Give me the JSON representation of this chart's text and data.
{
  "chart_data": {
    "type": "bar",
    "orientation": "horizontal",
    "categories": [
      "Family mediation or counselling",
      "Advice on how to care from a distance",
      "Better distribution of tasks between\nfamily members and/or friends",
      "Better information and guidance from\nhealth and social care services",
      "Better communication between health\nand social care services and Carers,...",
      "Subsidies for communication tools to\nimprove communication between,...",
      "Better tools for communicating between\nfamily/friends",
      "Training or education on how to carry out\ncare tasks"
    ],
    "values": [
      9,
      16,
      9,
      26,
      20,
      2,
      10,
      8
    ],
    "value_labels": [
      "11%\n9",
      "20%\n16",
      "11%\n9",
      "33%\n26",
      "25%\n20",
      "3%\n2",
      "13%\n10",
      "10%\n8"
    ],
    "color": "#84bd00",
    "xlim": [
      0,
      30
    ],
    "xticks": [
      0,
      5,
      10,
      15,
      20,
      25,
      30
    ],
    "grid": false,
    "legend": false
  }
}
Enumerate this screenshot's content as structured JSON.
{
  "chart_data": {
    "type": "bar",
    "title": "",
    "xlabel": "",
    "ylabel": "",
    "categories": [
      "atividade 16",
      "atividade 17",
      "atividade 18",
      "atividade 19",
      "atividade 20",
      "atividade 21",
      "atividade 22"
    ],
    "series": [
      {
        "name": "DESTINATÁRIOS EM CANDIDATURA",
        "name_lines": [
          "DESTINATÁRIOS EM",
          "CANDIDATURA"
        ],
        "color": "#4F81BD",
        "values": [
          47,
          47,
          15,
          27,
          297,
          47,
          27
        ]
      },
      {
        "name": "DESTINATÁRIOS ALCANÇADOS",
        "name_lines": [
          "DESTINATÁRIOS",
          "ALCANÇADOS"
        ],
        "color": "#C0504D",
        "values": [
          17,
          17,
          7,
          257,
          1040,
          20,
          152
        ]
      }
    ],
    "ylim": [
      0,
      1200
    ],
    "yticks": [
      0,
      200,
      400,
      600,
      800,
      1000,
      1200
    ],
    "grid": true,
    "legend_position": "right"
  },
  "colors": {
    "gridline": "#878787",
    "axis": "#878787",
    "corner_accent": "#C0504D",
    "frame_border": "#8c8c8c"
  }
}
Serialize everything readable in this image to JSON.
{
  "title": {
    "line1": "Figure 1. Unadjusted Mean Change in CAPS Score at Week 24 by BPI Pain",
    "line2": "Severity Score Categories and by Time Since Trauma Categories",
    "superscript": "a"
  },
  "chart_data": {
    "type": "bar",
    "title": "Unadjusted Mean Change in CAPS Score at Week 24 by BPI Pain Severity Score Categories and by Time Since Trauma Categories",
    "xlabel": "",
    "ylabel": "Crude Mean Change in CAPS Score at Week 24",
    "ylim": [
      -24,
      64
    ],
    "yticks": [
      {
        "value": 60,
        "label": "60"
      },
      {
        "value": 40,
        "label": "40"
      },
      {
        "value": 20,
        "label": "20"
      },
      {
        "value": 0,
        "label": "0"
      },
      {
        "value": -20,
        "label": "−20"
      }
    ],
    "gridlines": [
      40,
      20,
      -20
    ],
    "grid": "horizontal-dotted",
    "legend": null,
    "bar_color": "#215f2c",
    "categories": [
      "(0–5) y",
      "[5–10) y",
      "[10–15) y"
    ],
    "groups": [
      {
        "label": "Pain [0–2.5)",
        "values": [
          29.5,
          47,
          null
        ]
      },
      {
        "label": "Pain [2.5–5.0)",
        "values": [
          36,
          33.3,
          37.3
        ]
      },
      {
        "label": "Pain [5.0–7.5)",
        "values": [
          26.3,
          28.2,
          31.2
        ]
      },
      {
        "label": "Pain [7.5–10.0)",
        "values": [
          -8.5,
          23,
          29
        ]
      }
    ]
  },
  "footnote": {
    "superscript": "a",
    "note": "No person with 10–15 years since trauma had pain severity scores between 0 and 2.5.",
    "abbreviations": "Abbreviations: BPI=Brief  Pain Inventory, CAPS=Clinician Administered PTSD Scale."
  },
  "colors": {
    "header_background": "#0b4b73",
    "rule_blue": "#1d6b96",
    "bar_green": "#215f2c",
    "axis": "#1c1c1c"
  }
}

## Exercise goal
Among the lines of the data above, determine how many contain the word "Change". Report the number alone.

## Response to the task
3